■ STATED PROBLEM
Reproduce the lines below with "Background signal" changed to "Ambient signal" everywhere, keeping every other part unchanged.

++++ RECORD EXCERPTS ++++

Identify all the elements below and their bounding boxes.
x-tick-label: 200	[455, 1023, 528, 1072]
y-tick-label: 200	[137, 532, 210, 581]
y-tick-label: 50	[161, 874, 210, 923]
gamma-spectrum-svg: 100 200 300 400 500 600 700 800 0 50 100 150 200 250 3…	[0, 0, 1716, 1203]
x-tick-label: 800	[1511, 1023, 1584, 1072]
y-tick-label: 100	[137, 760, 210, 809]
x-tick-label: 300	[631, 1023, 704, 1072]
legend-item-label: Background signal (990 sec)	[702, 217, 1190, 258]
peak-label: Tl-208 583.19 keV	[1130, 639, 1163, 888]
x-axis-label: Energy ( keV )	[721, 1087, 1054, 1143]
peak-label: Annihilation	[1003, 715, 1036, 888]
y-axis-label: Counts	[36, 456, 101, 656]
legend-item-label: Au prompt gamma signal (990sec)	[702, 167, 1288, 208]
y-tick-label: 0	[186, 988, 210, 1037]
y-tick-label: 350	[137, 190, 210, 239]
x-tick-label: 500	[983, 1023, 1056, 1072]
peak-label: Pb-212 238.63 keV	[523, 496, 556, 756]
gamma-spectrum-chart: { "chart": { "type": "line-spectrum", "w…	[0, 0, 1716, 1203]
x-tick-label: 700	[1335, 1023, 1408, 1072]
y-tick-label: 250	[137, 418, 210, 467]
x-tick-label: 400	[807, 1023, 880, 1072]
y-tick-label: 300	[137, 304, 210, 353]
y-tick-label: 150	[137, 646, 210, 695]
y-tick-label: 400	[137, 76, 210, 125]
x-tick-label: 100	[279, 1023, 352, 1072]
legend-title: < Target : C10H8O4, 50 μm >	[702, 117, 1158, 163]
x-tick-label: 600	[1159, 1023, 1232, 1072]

++++

■ ANSWER BELOW
Identify all the elements below and their bounding boxes.
x-tick-label: 200	[455, 1023, 528, 1072]
y-tick-label: 200	[137, 532, 210, 581]
y-tick-label: 50	[161, 874, 210, 923]
gamma-spectrum-svg: 100 200 300 400 500 600 700 800 0 50 100 150 200 250 3…	[0, 0, 1716, 1203]
x-tick-label: 800	[1511, 1023, 1584, 1072]
y-tick-label: 100	[137, 760, 210, 809]
x-tick-label: 300	[631, 1023, 704, 1072]
legend-item-label: Ambient signal (990 sec)	[702, 217, 1190, 258]
peak-label: Tl-208 583.19 keV	[1130, 639, 1163, 888]
x-axis-label: Energy ( keV )	[721, 1087, 1054, 1143]
peak-label: Annihilation	[1003, 715, 1036, 888]
y-axis-label: Counts	[36, 456, 101, 656]
legend-item-label: Au prompt gamma signal (990sec)	[702, 167, 1288, 208]
y-tick-label: 0	[186, 988, 210, 1037]
y-tick-label: 350	[137, 190, 210, 239]
x-tick-label: 500	[983, 1023, 1056, 1072]
peak-label: Pb-212 238.63 keV	[523, 496, 556, 756]
gamma-spectrum-chart: { "chart": { "type": "line-spectrum", "w…	[0, 0, 1716, 1203]
x-tick-label: 700	[1335, 1023, 1408, 1072]
y-tick-label: 250	[137, 418, 210, 467]
x-tick-label: 400	[807, 1023, 880, 1072]
y-tick-label: 300	[137, 304, 210, 353]
y-tick-label: 150	[137, 646, 210, 695]
y-tick-label: 400	[137, 76, 210, 125]
x-tick-label: 100	[279, 1023, 352, 1072]
legend-title: < Target : C10H8O4, 50 μm >	[702, 117, 1158, 163]
x-tick-label: 600	[1159, 1023, 1232, 1072]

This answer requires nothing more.